* Part of a data file

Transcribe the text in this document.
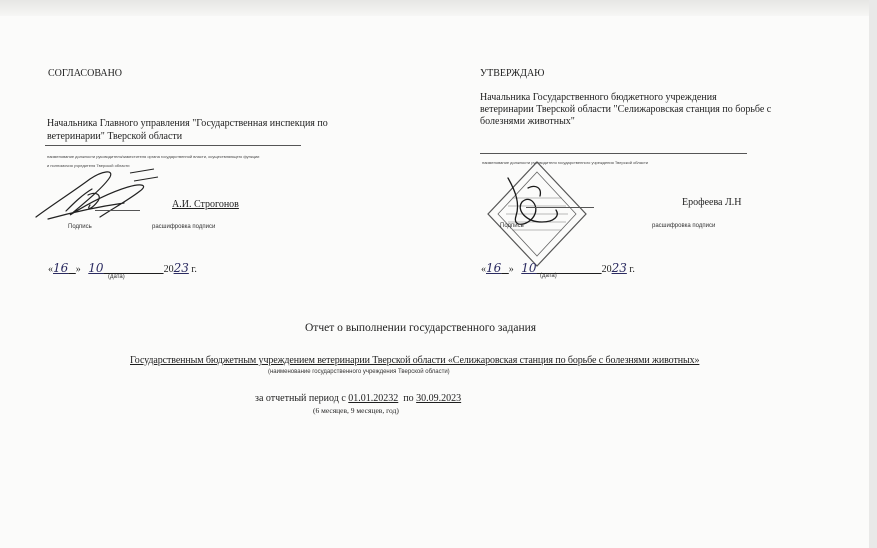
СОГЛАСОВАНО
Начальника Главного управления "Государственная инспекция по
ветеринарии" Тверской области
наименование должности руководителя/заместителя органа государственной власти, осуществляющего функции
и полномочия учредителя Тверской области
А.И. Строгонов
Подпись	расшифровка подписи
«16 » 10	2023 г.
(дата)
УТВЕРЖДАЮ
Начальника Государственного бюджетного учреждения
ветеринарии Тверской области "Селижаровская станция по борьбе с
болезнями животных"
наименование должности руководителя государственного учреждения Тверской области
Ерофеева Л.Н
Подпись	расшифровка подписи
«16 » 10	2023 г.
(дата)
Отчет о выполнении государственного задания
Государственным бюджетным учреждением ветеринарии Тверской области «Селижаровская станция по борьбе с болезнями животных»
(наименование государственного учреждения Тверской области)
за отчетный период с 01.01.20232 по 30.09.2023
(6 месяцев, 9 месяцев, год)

* Problem description
Leave the images out and output the remaining material exactly as it stands.

* Output
Transcribe the text in this document.
СОГЛАСОВАНО
Начальника Главного управления "Государственная инспекция по
ветеринарии" Тверской области
наименование должности руководителя/заместителя органа государственной власти, осуществляющего функции
и полномочия учредителя Тверской области
А.И. Строгонов
Подпись	расшифровка подписи
«16 » 10	2023 г.
(дата)
УТВЕРЖДАЮ
Начальника Государственного бюджетного учреждения
ветеринарии Тверской области "Селижаровская станция по борьбе с
болезнями животных"
наименование должности руководителя государственного учреждения Тверской области
Ерофеева Л.Н
Подпись	расшифровка подписи
«16 » 10	2023 г.
(дата)
Отчет о выполнении государственного задания
Государственным бюджетным учреждением ветеринарии Тверской области «Селижаровская станция по борьбе с болезнями животных»
(наименование государственного учреждения Тверской области)
за отчетный период с 01.01.20232 по 30.09.2023
(6 месяцев, 9 месяцев, год)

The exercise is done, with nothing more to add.